### INSTRUCTIONS TO FOLLOW
Please quote all of the material below, line for line, without changing anything.

--- BEGIN DATA SECTION ---

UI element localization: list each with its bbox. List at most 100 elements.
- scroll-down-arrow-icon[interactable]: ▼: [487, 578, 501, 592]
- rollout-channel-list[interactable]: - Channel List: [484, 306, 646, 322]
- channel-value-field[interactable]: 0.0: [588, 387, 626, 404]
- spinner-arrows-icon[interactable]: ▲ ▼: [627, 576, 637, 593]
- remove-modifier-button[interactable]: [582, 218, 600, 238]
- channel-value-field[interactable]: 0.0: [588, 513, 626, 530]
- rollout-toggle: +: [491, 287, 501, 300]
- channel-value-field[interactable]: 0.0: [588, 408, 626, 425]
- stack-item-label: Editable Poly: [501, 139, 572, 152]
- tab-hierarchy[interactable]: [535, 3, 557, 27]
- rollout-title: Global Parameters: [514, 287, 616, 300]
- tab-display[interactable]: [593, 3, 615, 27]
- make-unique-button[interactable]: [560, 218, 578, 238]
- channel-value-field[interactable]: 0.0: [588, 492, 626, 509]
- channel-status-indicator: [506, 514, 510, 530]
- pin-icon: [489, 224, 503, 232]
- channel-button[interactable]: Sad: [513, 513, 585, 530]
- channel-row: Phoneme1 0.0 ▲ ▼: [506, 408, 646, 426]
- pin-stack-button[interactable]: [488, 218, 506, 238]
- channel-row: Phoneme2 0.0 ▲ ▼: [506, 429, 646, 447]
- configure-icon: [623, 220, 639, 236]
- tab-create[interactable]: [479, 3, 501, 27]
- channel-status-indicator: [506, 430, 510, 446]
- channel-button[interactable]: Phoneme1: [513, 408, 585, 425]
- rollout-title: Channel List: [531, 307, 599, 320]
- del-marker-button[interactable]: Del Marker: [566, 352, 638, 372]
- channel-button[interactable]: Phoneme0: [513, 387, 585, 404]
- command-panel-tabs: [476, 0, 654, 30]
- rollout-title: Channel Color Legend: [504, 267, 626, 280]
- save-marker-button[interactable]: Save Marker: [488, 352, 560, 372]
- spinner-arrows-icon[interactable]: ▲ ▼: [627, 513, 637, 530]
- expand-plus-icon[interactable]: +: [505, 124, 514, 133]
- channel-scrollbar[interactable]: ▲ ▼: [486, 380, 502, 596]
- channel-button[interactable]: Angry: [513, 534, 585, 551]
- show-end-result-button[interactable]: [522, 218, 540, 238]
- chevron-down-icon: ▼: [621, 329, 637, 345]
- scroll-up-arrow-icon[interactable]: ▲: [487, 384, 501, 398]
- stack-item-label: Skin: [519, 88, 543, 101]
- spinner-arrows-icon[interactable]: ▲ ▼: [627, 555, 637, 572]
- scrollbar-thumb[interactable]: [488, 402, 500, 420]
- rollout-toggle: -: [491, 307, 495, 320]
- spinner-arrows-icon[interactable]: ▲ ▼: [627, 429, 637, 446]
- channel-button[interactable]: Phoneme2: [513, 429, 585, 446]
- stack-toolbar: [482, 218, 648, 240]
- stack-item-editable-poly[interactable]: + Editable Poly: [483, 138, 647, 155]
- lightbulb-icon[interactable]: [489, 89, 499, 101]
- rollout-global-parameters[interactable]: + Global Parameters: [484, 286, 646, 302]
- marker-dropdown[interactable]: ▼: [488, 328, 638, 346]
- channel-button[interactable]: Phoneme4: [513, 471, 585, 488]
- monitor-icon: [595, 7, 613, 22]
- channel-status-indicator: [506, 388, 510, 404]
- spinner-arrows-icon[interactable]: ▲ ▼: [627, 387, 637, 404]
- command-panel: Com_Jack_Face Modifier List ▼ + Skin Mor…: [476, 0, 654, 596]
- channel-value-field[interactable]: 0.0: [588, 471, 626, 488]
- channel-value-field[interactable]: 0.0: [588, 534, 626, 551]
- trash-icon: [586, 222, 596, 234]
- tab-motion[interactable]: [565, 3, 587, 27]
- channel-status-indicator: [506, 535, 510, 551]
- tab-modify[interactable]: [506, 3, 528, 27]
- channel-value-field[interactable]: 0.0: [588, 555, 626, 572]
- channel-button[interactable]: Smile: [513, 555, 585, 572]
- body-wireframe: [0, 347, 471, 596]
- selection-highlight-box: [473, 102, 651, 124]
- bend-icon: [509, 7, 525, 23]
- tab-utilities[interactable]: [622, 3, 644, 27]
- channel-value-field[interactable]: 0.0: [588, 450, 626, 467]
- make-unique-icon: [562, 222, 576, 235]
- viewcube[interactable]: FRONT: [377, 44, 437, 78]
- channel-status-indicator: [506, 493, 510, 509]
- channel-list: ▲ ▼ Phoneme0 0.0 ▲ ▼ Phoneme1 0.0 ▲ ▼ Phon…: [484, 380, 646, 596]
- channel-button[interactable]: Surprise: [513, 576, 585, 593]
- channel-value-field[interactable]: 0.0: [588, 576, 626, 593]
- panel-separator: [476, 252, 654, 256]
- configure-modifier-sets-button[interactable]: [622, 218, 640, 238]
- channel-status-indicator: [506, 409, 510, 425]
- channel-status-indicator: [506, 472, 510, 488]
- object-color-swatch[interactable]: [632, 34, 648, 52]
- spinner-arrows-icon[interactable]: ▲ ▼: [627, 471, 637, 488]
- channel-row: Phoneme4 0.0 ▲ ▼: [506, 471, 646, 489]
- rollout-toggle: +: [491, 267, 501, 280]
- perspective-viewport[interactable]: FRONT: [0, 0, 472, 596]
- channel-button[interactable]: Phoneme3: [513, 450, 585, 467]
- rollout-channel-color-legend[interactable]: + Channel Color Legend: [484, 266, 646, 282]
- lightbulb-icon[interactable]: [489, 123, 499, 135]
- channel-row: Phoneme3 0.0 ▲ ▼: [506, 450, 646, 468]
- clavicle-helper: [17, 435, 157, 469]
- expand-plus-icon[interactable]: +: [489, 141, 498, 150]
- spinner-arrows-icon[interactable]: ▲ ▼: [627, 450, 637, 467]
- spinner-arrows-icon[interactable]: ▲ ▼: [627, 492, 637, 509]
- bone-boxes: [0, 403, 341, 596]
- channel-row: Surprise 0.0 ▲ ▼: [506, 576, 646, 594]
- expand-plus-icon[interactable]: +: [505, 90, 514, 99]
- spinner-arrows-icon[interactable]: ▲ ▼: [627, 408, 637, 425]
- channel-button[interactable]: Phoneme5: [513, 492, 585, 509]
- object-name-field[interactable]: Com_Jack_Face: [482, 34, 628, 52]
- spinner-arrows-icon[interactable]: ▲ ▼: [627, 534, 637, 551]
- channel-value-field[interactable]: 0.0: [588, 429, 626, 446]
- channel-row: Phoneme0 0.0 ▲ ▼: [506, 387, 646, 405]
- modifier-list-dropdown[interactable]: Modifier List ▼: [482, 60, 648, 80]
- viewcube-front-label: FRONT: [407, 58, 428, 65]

--- END DATA SECTION ---

### RESULT FOR THIS EXERCISE
UI element localization: list each with its bbox. List at most 100 elements.
- scroll-down-arrow-icon[interactable]: ▼: [487, 578, 501, 592]
- rollout-channel-list[interactable]: - Channel List: [484, 306, 646, 322]
- channel-value-field[interactable]: 0.0: [588, 387, 626, 404]
- spinner-arrows-icon[interactable]: ▲ ▼: [627, 576, 637, 593]
- remove-modifier-button[interactable]: [582, 218, 600, 238]
- channel-value-field[interactable]: 0.0: [588, 513, 626, 530]
- rollout-toggle: +: [491, 287, 501, 300]
- channel-value-field[interactable]: 0.0: [588, 408, 626, 425]
- stack-item-label: Editable Poly: [501, 139, 572, 152]
- tab-hierarchy[interactable]: [535, 3, 557, 27]
- rollout-title: Global Parameters: [514, 287, 616, 300]
- tab-display[interactable]: [593, 3, 615, 27]
- make-unique-button[interactable]: [560, 218, 578, 238]
- channel-value-field[interactable]: 0.0: [588, 492, 626, 509]
- channel-status-indicator: [506, 514, 510, 530]
- pin-icon: [489, 224, 503, 232]
- channel-button[interactable]: Sad: [513, 513, 585, 530]
- channel-row: Phoneme1 0.0 ▲ ▼: [506, 408, 646, 426]
- pin-stack-button[interactable]: [488, 218, 506, 238]
- channel-row: Phoneme2 0.0 ▲ ▼: [506, 429, 646, 447]
- configure-icon: [623, 220, 639, 236]
- tab-create[interactable]: [479, 3, 501, 27]
- channel-status-indicator: [506, 430, 510, 446]
- channel-button[interactable]: Phoneme1: [513, 408, 585, 425]
- rollout-title: Channel List: [531, 307, 599, 320]
- del-marker-button[interactable]: Del Marker: [566, 352, 638, 372]
- channel-button[interactable]: Phoneme0: [513, 387, 585, 404]
- command-panel-tabs: [476, 0, 654, 30]
- rollout-title: Channel Color Legend: [504, 267, 626, 280]
- save-marker-button[interactable]: Save Marker: [488, 352, 560, 372]
- spinner-arrows-icon[interactable]: ▲ ▼: [627, 513, 637, 530]
- expand-plus-icon[interactable]: +: [505, 124, 514, 133]
- channel-scrollbar[interactable]: ▲ ▼: [486, 380, 502, 596]
- channel-button[interactable]: Angry: [513, 534, 585, 551]
- show-end-result-button[interactable]: [522, 218, 540, 238]
- chevron-down-icon: ▼: [621, 329, 637, 345]
- scroll-up-arrow-icon[interactable]: ▲: [487, 384, 501, 398]
- stack-item-label: Skin: [519, 88, 543, 101]
- spinner-arrows-icon[interactable]: ▲ ▼: [627, 555, 637, 572]
- scrollbar-thumb[interactable]: [488, 402, 500, 420]
- rollout-toggle: -: [491, 307, 495, 320]
- spinner-arrows-icon[interactable]: ▲ ▼: [627, 429, 637, 446]
- channel-button[interactable]: Phoneme2: [513, 429, 585, 446]
- stack-toolbar: [482, 218, 648, 240]
- stack-item-editable-poly[interactable]: + Editable Poly: [483, 138, 647, 155]
- lightbulb-icon[interactable]: [489, 89, 499, 101]
- rollout-global-parameters[interactable]: + Global Parameters: [484, 286, 646, 302]
- marker-dropdown[interactable]: ▼: [488, 328, 638, 346]
- channel-button[interactable]: Phoneme4: [513, 471, 585, 488]
- monitor-icon: [595, 7, 613, 22]
- channel-status-indicator: [506, 388, 510, 404]
- spinner-arrows-icon[interactable]: ▲ ▼: [627, 387, 637, 404]
- command-panel: Com_Jack_Face Modifier List ▼ + Skin Mor…: [476, 0, 654, 596]
- channel-value-field[interactable]: 0.0: [588, 471, 626, 488]
- channel-value-field[interactable]: 0.0: [588, 534, 626, 551]
- trash-icon: [586, 222, 596, 234]
- tab-motion[interactable]: [565, 3, 587, 27]
- channel-status-indicator: [506, 535, 510, 551]
- tab-modify[interactable]: [506, 3, 528, 27]
- channel-value-field[interactable]: 0.0: [588, 555, 626, 572]
- channel-button[interactable]: Smile: [513, 555, 585, 572]
- body-wireframe: [0, 347, 471, 596]
- selection-highlight-box: [473, 102, 651, 124]
- bend-icon: [509, 7, 525, 23]
- tab-utilities[interactable]: [622, 3, 644, 27]
- channel-value-field[interactable]: 0.0: [588, 450, 626, 467]
- make-unique-icon: [562, 222, 576, 235]
- viewcube[interactable]: FRONT: [377, 44, 437, 78]
- channel-status-indicator: [506, 493, 510, 509]
- channel-list: ▲ ▼ Phoneme0 0.0 ▲ ▼ Phoneme1 0.0 ▲ ▼ Phon…: [484, 380, 646, 596]
- channel-button[interactable]: Surprise: [513, 576, 585, 593]
- channel-value-field[interactable]: 0.0: [588, 576, 626, 593]
- panel-separator: [476, 252, 654, 256]
- configure-modifier-sets-button[interactable]: [622, 218, 640, 238]
- channel-status-indicator: [506, 409, 510, 425]
- channel-status-indicator: [506, 472, 510, 488]
- object-color-swatch[interactable]: [632, 34, 648, 52]
- spinner-arrows-icon[interactable]: ▲ ▼: [627, 471, 637, 488]
- channel-row: Phoneme4 0.0 ▲ ▼: [506, 471, 646, 489]
- rollout-toggle: +: [491, 267, 501, 280]
- perspective-viewport[interactable]: FRONT: [0, 0, 472, 596]
- channel-button[interactable]: Phoneme3: [513, 450, 585, 467]
- rollout-channel-color-legend[interactable]: + Channel Color Legend: [484, 266, 646, 282]
- lightbulb-icon[interactable]: [489, 123, 499, 135]
- channel-row: Phoneme3 0.0 ▲ ▼: [506, 450, 646, 468]
- clavicle-helper: [17, 435, 157, 469]
- expand-plus-icon[interactable]: +: [489, 141, 498, 150]
- spinner-arrows-icon[interactable]: ▲ ▼: [627, 450, 637, 467]
- spinner-arrows-icon[interactable]: ▲ ▼: [627, 492, 637, 509]
- bone-boxes: [0, 403, 341, 596]
- channel-row: Surprise 0.0 ▲ ▼: [506, 576, 646, 594]
- expand-plus-icon[interactable]: +: [505, 90, 514, 99]
- spinner-arrows-icon[interactable]: ▲ ▼: [627, 408, 637, 425]
- channel-button[interactable]: Phoneme5: [513, 492, 585, 509]
- object-name-field[interactable]: Com_Jack_Face: [482, 34, 628, 52]
- spinner-arrows-icon[interactable]: ▲ ▼: [627, 534, 637, 551]
- channel-value-field[interactable]: 0.0: [588, 429, 626, 446]
- channel-row: Phoneme0 0.0 ▲ ▼: [506, 387, 646, 405]
- modifier-list-dropdown[interactable]: Modifier List ▼: [482, 60, 648, 80]
- viewcube-front-label: FRONT: [407, 58, 428, 65]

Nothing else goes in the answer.